Every record below should be written out exactly; pictures stay out.

begin

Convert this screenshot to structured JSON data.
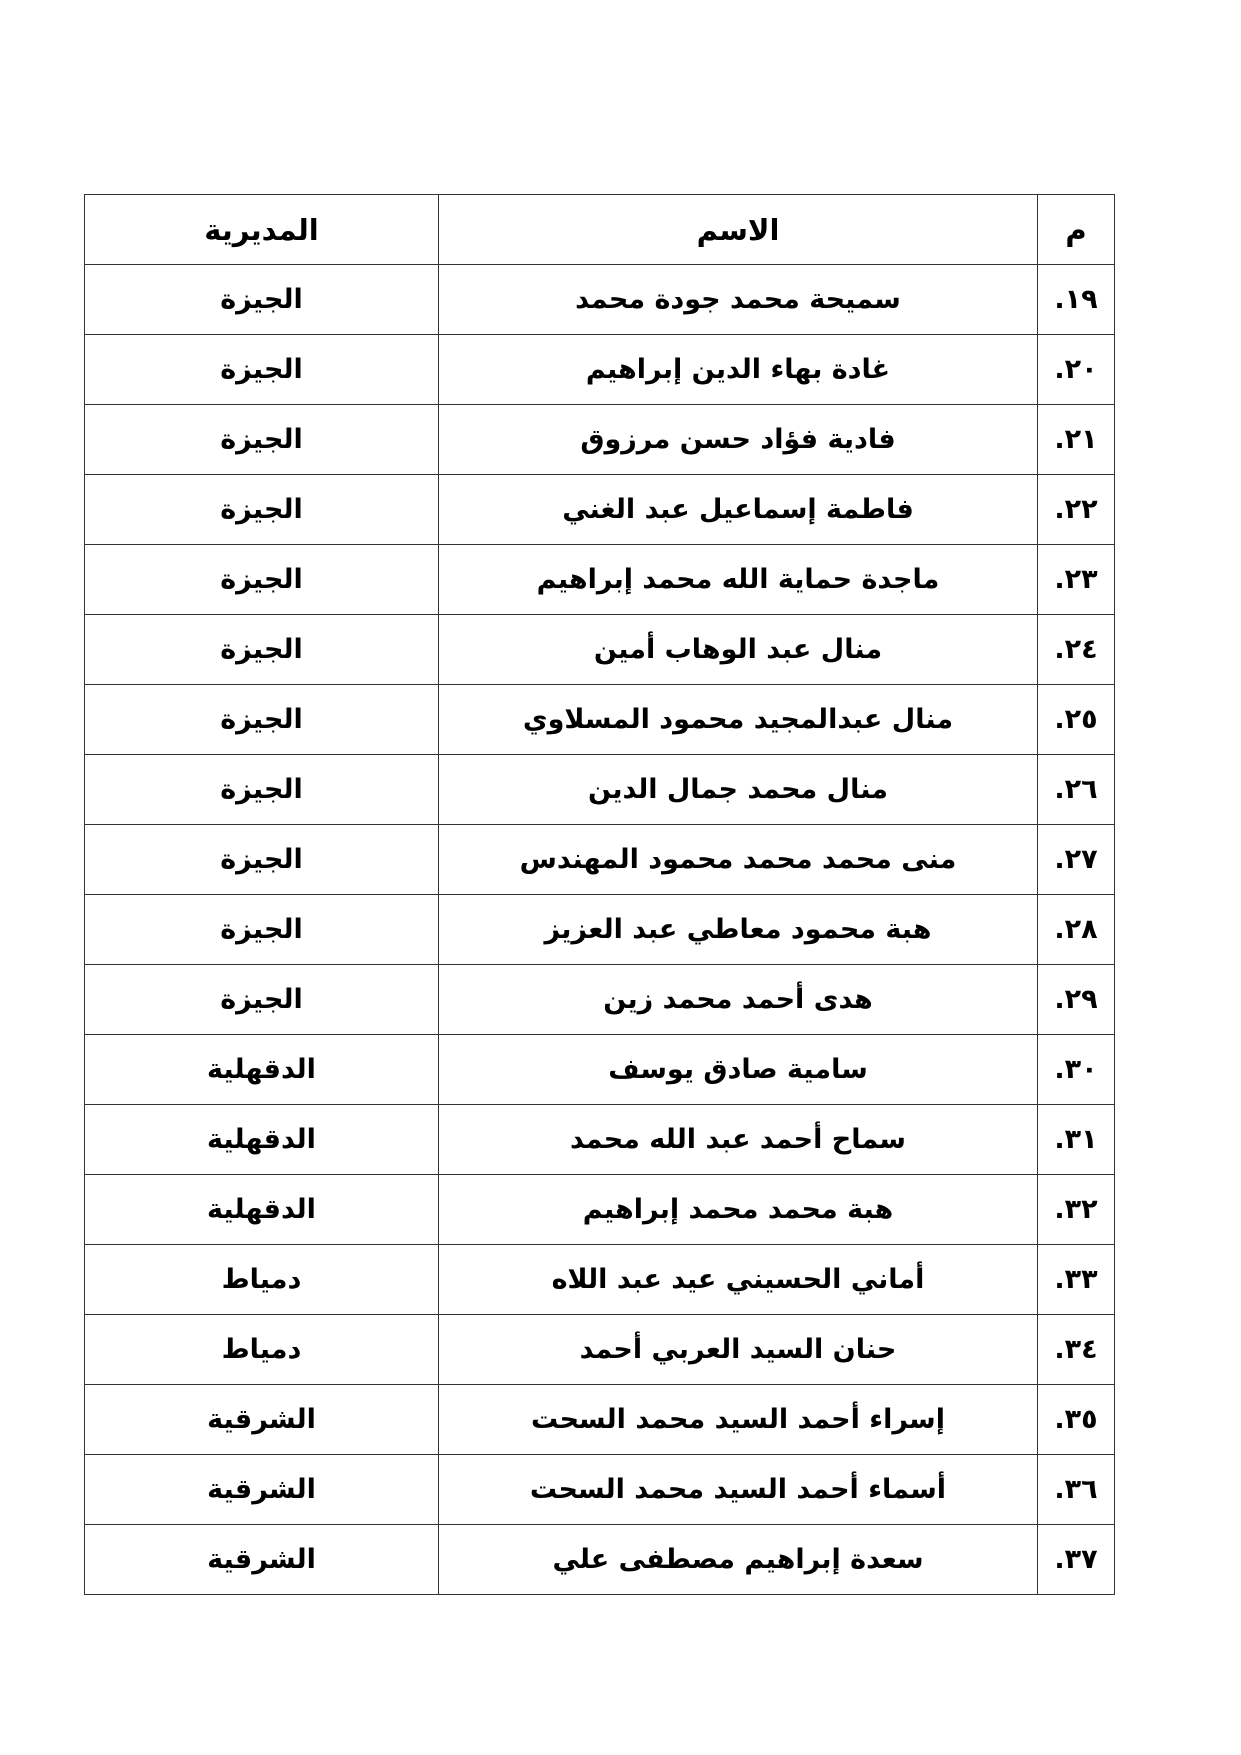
{
  "table": {
    "headers": {
      "num": "م",
      "name": "الاسم",
      "directorate": "المديرية"
    },
    "rows": [
      {
        "num": "١٩.",
        "name": "سميحة محمد جودة محمد",
        "directorate": "الجيزة"
      },
      {
        "num": "٢٠.",
        "name": "غادة بهاء الدين إبراهيم",
        "directorate": "الجيزة"
      },
      {
        "num": "٢١.",
        "name": "فادية فؤاد حسن مرزوق",
        "directorate": "الجيزة"
      },
      {
        "num": "٢٢.",
        "name": "فاطمة إسماعيل عبد الغني",
        "directorate": "الجيزة"
      },
      {
        "num": "٢٣.",
        "name": "ماجدة حماية الله محمد إبراهيم",
        "directorate": "الجيزة"
      },
      {
        "num": "٢٤.",
        "name": "منال عبد الوهاب أمين",
        "directorate": "الجيزة"
      },
      {
        "num": "٢٥.",
        "name": "منال عبدالمجيد محمود المسلاوي",
        "directorate": "الجيزة"
      },
      {
        "num": "٢٦.",
        "name": "منال محمد جمال الدين",
        "directorate": "الجيزة"
      },
      {
        "num": "٢٧.",
        "name": "منى محمد محمد محمود المهندس",
        "directorate": "الجيزة"
      },
      {
        "num": "٢٨.",
        "name": "هبة محمود معاطي عبد العزيز",
        "directorate": "الجيزة"
      },
      {
        "num": "٢٩.",
        "name": "هدى أحمد محمد زين",
        "directorate": "الجيزة"
      },
      {
        "num": "٣٠.",
        "name": "سامية صادق يوسف",
        "directorate": "الدقهلية"
      },
      {
        "num": "٣١.",
        "name": "سماح أحمد عبد الله محمد",
        "directorate": "الدقهلية"
      },
      {
        "num": "٣٢.",
        "name": "هبة محمد محمد إبراهيم",
        "directorate": "الدقهلية"
      },
      {
        "num": "٣٣.",
        "name": "أماني الحسيني عيد عبد اللاه",
        "directorate": "دمياط"
      },
      {
        "num": "٣٤.",
        "name": "حنان السيد العربي أحمد",
        "directorate": "دمياط"
      },
      {
        "num": "٣٥.",
        "name": "إسراء أحمد السيد محمد السحت",
        "directorate": "الشرقية"
      },
      {
        "num": "٣٦.",
        "name": "أسماء أحمد السيد محمد السحت",
        "directorate": "الشرقية"
      },
      {
        "num": "٣٧.",
        "name": "سعدة إبراهيم مصطفى علي",
        "directorate": "الشرقية"
      }
    ]
  }
}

end

* _Task answer_
Convert this screenshot to structured JSON data.
{
  "table": {
    "headers": {
      "num": "م",
      "name": "الاسم",
      "directorate": "المديرية"
    },
    "rows": [
      {
        "num": "١٩.",
        "name": "سميحة محمد جودة محمد",
        "directorate": "الجيزة"
      },
      {
        "num": "٢٠.",
        "name": "غادة بهاء الدين إبراهيم",
        "directorate": "الجيزة"
      },
      {
        "num": "٢١.",
        "name": "فادية فؤاد حسن مرزوق",
        "directorate": "الجيزة"
      },
      {
        "num": "٢٢.",
        "name": "فاطمة إسماعيل عبد الغني",
        "directorate": "الجيزة"
      },
      {
        "num": "٢٣.",
        "name": "ماجدة حماية الله محمد إبراهيم",
        "directorate": "الجيزة"
      },
      {
        "num": "٢٤.",
        "name": "منال عبد الوهاب أمين",
        "directorate": "الجيزة"
      },
      {
        "num": "٢٥.",
        "name": "منال عبدالمجيد محمود المسلاوي",
        "directorate": "الجيزة"
      },
      {
        "num": "٢٦.",
        "name": "منال محمد جمال الدين",
        "directorate": "الجيزة"
      },
      {
        "num": "٢٧.",
        "name": "منى محمد محمد محمود المهندس",
        "directorate": "الجيزة"
      },
      {
        "num": "٢٨.",
        "name": "هبة محمود معاطي عبد العزيز",
        "directorate": "الجيزة"
      },
      {
        "num": "٢٩.",
        "name": "هدى أحمد محمد زين",
        "directorate": "الجيزة"
      },
      {
        "num": "٣٠.",
        "name": "سامية صادق يوسف",
        "directorate": "الدقهلية"
      },
      {
        "num": "٣١.",
        "name": "سماح أحمد عبد الله محمد",
        "directorate": "الدقهلية"
      },
      {
        "num": "٣٢.",
        "name": "هبة محمد محمد إبراهيم",
        "directorate": "الدقهلية"
      },
      {
        "num": "٣٣.",
        "name": "أماني الحسيني عيد عبد اللاه",
        "directorate": "دمياط"
      },
      {
        "num": "٣٤.",
        "name": "حنان السيد العربي أحمد",
        "directorate": "دمياط"
      },
      {
        "num": "٣٥.",
        "name": "إسراء أحمد السيد محمد السحت",
        "directorate": "الشرقية"
      },
      {
        "num": "٣٦.",
        "name": "أسماء أحمد السيد محمد السحت",
        "directorate": "الشرقية"
      },
      {
        "num": "٣٧.",
        "name": "سعدة إبراهيم مصطفى علي",
        "directorate": "الشرقية"
      }
    ]
  }
}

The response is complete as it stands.